_Exercise prompt_: In the entries below, find every line with "ΚΑΜΠΥΛΗ" and copy it.

_Materials provided_:
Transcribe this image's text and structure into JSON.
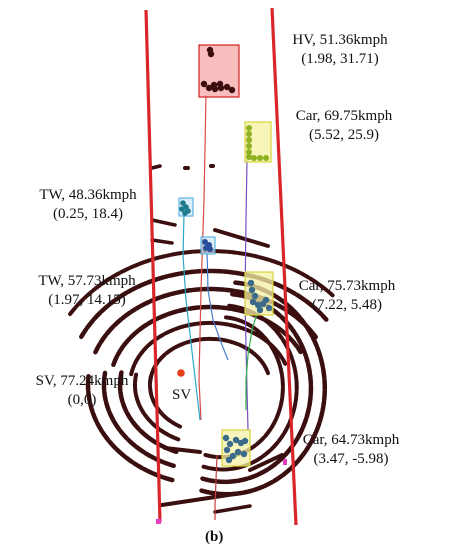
{
  "vehicles": [
    {
      "label": "HV, 51.36kmph",
      "coords": "(1.98, 31.71)",
      "box_color": "#f5a7a7",
      "box_stroke": "#d42020"
    },
    {
      "label": "Car, 69.75kmph",
      "coords": "(5.52, 25.9)",
      "box_color": "#f5f2a6",
      "box_stroke": "#d8d23a",
      "dot_color": "#8fb020"
    },
    {
      "label": "TW, 48.36kmph",
      "coords": "(0.25, 18.4)",
      "box_color": "#cfe6f5",
      "box_stroke": "#3fa9e0",
      "dot_color": "#1e7a8c"
    },
    {
      "label": "TW, 57.73kmph",
      "coords": "(1.97, 14.15)",
      "box_color": "#cfe6f5",
      "box_stroke": "#3fa9e0",
      "dot_color": "#2a4f9a"
    },
    {
      "label": "Car, 75.73kmph",
      "coords": "(7.22, 5.48)",
      "box_color": "#f5f2a6",
      "box_stroke": "#d8d23a",
      "dot_color": "#3a6b8a"
    },
    {
      "label": "SV, 77.24kmph",
      "coords": "(0,0)"
    },
    {
      "label": "Car, 64.73kmph",
      "coords": "(3.47, -5.98)",
      "box_color": "#f5f2a6",
      "box_stroke": "#d8d23a",
      "dot_color": "#3a6b8a"
    }
  ],
  "sv_marker_label": "SV",
  "caption": "(b)",
  "colors": {
    "road_edge": "#d8262b",
    "scan_points": "#3b0f10",
    "sv_dot": "#e83c1a",
    "traj_hv": "#d84a4a",
    "traj_car1": "#7a4fbf",
    "traj_tw1": "#2aa8c8",
    "traj_tw2": "#4a7fd0",
    "traj_car2": "#2fae4a",
    "traj_car3": "#c04040",
    "sv_traj": "#2aa8c8",
    "corner_mark": "#e040c0"
  }
}
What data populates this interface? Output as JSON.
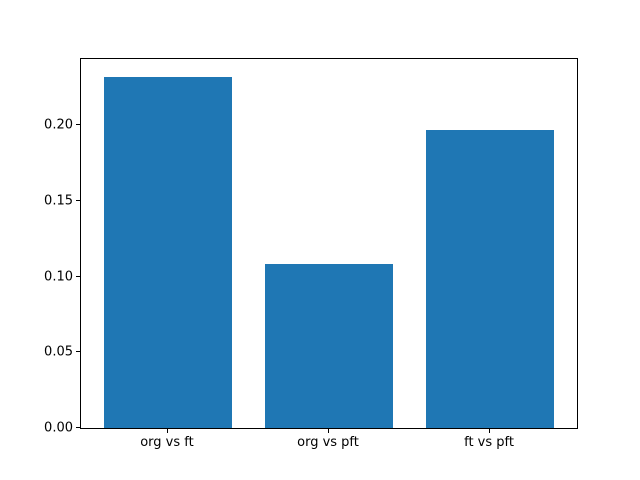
{
  "chart_data": {
    "type": "bar",
    "title": "",
    "xlabel": "",
    "ylabel": "",
    "categories": [
      "org vs ft",
      "org vs pft",
      "ft vs pft"
    ],
    "values": [
      0.232,
      0.108,
      0.197
    ],
    "yticks": [
      0,
      0.05,
      0.1,
      0.15,
      0.2
    ],
    "ytick_labels": [
      "0.00",
      "0.05",
      "0.10",
      "0.15",
      "0.20"
    ],
    "ylim": [
      0,
      0.2436
    ],
    "grid": false,
    "legend": null,
    "bar_color": "#1f77b4",
    "background_color": "#ffffff",
    "spine_color": "#000000",
    "bar_width_fraction": 0.8
  }
}
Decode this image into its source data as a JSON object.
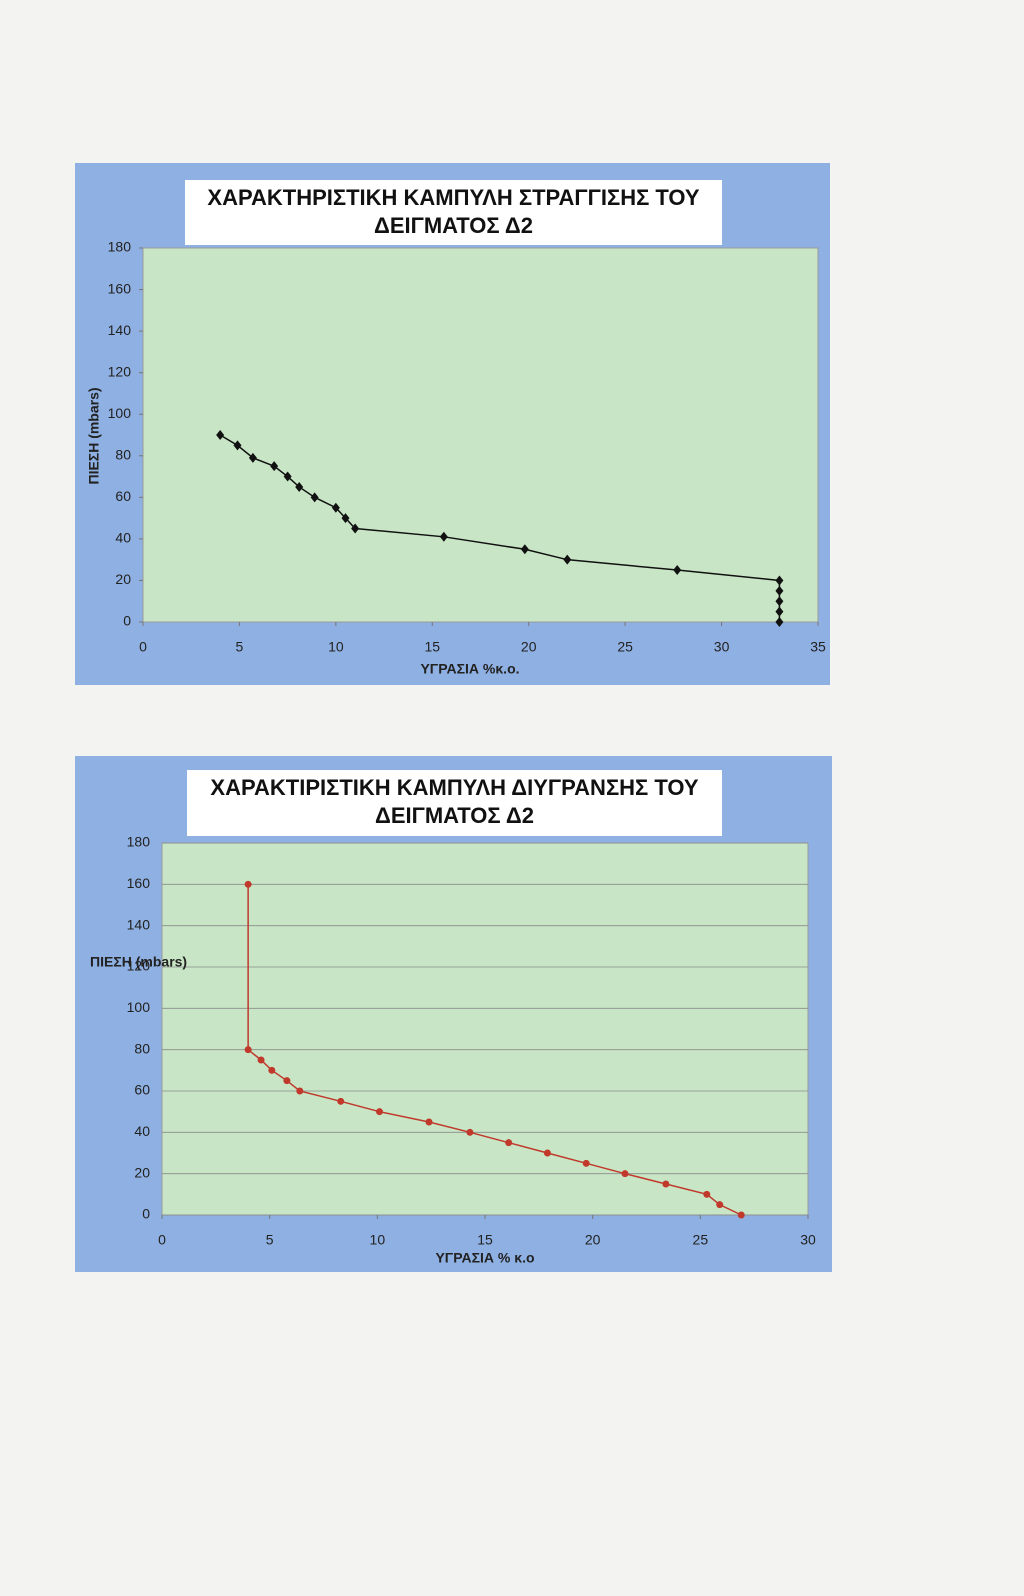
{
  "chart_data": [
    {
      "type": "line",
      "title": "ΧΑΡΑΚΤΗΡΙΣΤΙΚΗ ΚΑΜΠΥΛΗ ΣΤΡΑΓΓΙΣΗΣ ΤΟΥ ΔΕΙΓΜΑΤΟΣ Δ2",
      "x_label": "ΥΓΡΑΣΙΑ %κ.ο.",
      "y_label": "ΠΙΕΣΗ (mbars)",
      "x": [
        4.0,
        4.9,
        5.7,
        6.8,
        7.5,
        8.1,
        8.9,
        10.0,
        10.5,
        11.0,
        15.6,
        19.8,
        22.0,
        27.7,
        33.0,
        33.0,
        33.0,
        33.0,
        33.0
      ],
      "values": [
        90,
        85,
        79,
        75,
        70,
        65,
        60,
        55,
        50,
        45,
        41,
        35,
        30,
        25,
        20,
        15,
        10,
        5,
        0
      ],
      "color": "#111111",
      "marker": "diamond",
      "xlim": [
        0,
        35
      ],
      "xticks": [
        0,
        5,
        10,
        15,
        20,
        25,
        30,
        35
      ],
      "ylim": [
        0,
        180
      ],
      "yticks": [
        0,
        20,
        40,
        60,
        80,
        100,
        120,
        140,
        160,
        180
      ],
      "grid": false
    },
    {
      "type": "line",
      "title": "ΧΑΡΑΚΤΙΡΙΣΤΙΚΗ ΚΑΜΠΥΛΗ ΔΙΥΓΡΑΝΣΗΣ ΤΟΥ ΔΕΙΓΜΑΤΟΣ Δ2",
      "x_label": "ΥΓΡΑΣΙΑ % κ.ο",
      "y_label": "ΠΙΕΣΗ (mbars)",
      "x": [
        4.0,
        4.0,
        4.6,
        5.1,
        5.8,
        6.4,
        8.3,
        10.1,
        12.4,
        14.3,
        16.1,
        17.9,
        19.7,
        21.5,
        23.4,
        25.3,
        25.9,
        26.9
      ],
      "values": [
        160,
        80,
        75,
        70,
        65,
        60,
        55,
        50,
        45,
        40,
        35,
        30,
        25,
        20,
        15,
        10,
        5,
        0
      ],
      "color": "#c0392b",
      "marker": "circle",
      "xlim": [
        0,
        30
      ],
      "xticks": [
        0,
        5,
        10,
        15,
        20,
        25,
        30
      ],
      "ylim": [
        0,
        180
      ],
      "yticks": [
        0,
        20,
        40,
        60,
        80,
        100,
        120,
        140,
        160,
        180
      ],
      "grid": true
    }
  ]
}
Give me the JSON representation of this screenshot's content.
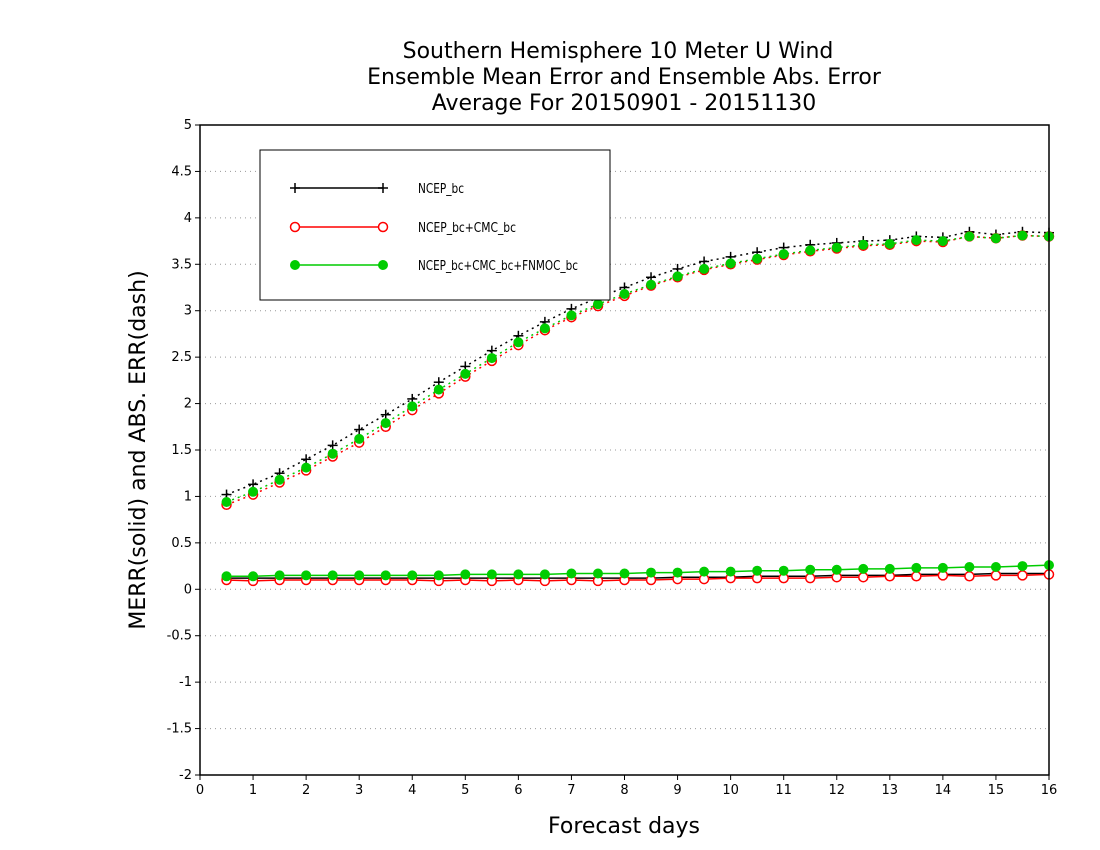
{
  "chart_data": {
    "type": "line",
    "title_lines": [
      "Southern Hemisphere 10 Meter U Wind",
      "Ensemble Mean Error and Ensemble Abs. Error",
      "Average For 20150901 - 20151130"
    ],
    "xlabel": "Forecast days",
    "ylabel": "MERR(solid) and ABS. ERR(dash)",
    "xlim": [
      0,
      16
    ],
    "ylim": [
      -2,
      5
    ],
    "xticks": [
      "0",
      "1",
      "2",
      "3",
      "4",
      "5",
      "6",
      "7",
      "8",
      "9",
      "10",
      "11",
      "12",
      "13",
      "14",
      "15",
      "16"
    ],
    "yticks": [
      "-2",
      "-1.5",
      "-1",
      "-0.5",
      "0",
      "0.5",
      "1",
      "1.5",
      "2",
      "2.5",
      "3",
      "3.5",
      "4",
      "4.5",
      "5"
    ],
    "grid": "horizontal dotted",
    "legend_position": "top-left",
    "x": [
      0.5,
      1,
      1.5,
      2,
      2.5,
      3,
      3.5,
      4,
      4.5,
      5,
      5.5,
      6,
      6.5,
      7,
      7.5,
      8,
      8.5,
      9,
      9.5,
      10,
      10.5,
      11,
      11.5,
      12,
      12.5,
      13,
      13.5,
      14,
      14.5,
      15,
      15.5,
      16
    ],
    "series": [
      {
        "name": "NCEP_bc",
        "color": "#000000",
        "marker": "plus",
        "abs_err": [
          1.02,
          1.13,
          1.25,
          1.4,
          1.55,
          1.72,
          1.88,
          2.05,
          2.23,
          2.4,
          2.57,
          2.73,
          2.88,
          3.02,
          3.14,
          3.25,
          3.36,
          3.45,
          3.53,
          3.58,
          3.63,
          3.68,
          3.71,
          3.73,
          3.75,
          3.76,
          3.8,
          3.79,
          3.85,
          3.82,
          3.85,
          3.84
        ],
        "mean_err": [
          0.12,
          0.12,
          0.12,
          0.12,
          0.12,
          0.12,
          0.12,
          0.12,
          0.12,
          0.12,
          0.12,
          0.12,
          0.12,
          0.12,
          0.12,
          0.12,
          0.12,
          0.13,
          0.13,
          0.13,
          0.14,
          0.14,
          0.14,
          0.15,
          0.15,
          0.15,
          0.16,
          0.16,
          0.16,
          0.17,
          0.17,
          0.17
        ]
      },
      {
        "name": "NCEP_bc+CMC_bc",
        "color": "#ff0000",
        "marker": "open-circle",
        "abs_err": [
          0.91,
          1.02,
          1.15,
          1.28,
          1.43,
          1.58,
          1.75,
          1.93,
          2.11,
          2.29,
          2.46,
          2.63,
          2.79,
          2.93,
          3.05,
          3.16,
          3.27,
          3.36,
          3.44,
          3.5,
          3.55,
          3.6,
          3.64,
          3.67,
          3.7,
          3.71,
          3.75,
          3.74,
          3.8,
          3.78,
          3.81,
          3.8
        ],
        "mean_err": [
          0.1,
          0.09,
          0.1,
          0.1,
          0.1,
          0.1,
          0.1,
          0.1,
          0.09,
          0.1,
          0.09,
          0.1,
          0.09,
          0.1,
          0.09,
          0.1,
          0.1,
          0.11,
          0.11,
          0.12,
          0.12,
          0.12,
          0.12,
          0.13,
          0.13,
          0.14,
          0.14,
          0.15,
          0.14,
          0.15,
          0.15,
          0.16
        ]
      },
      {
        "name": "NCEP_bc+CMC_bc+FNMOC_bc",
        "color": "#00cc00",
        "marker": "filled-circle",
        "abs_err": [
          0.94,
          1.05,
          1.18,
          1.31,
          1.46,
          1.62,
          1.79,
          1.97,
          2.15,
          2.32,
          2.49,
          2.66,
          2.81,
          2.95,
          3.07,
          3.18,
          3.28,
          3.37,
          3.45,
          3.51,
          3.56,
          3.61,
          3.65,
          3.68,
          3.71,
          3.72,
          3.76,
          3.75,
          3.8,
          3.78,
          3.81,
          3.8
        ],
        "mean_err": [
          0.14,
          0.14,
          0.15,
          0.15,
          0.15,
          0.15,
          0.15,
          0.15,
          0.15,
          0.16,
          0.16,
          0.16,
          0.16,
          0.17,
          0.17,
          0.17,
          0.18,
          0.18,
          0.19,
          0.19,
          0.2,
          0.2,
          0.21,
          0.21,
          0.22,
          0.22,
          0.23,
          0.23,
          0.24,
          0.24,
          0.25,
          0.26
        ]
      }
    ]
  }
}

_Result_:
      "title": "ΧΑΡΑΚΤΗΡΙΣΤΙΚΗ ΚΑΜΠΥΛΗ ΣΤΡΑΓΓΙΣΗΣ ΤΟΥ ΔΕΙΓΜΑΤΟΣ Δ2",
      "title": "ΧΑΡΑΚΤΙΡΙΣΤΙΚΗ ΚΑΜΠΥΛΗ ΔΙΥΓΡΑΝΣΗΣ ΤΟΥ ΔΕΙΓΜΑΤΟΣ Δ2",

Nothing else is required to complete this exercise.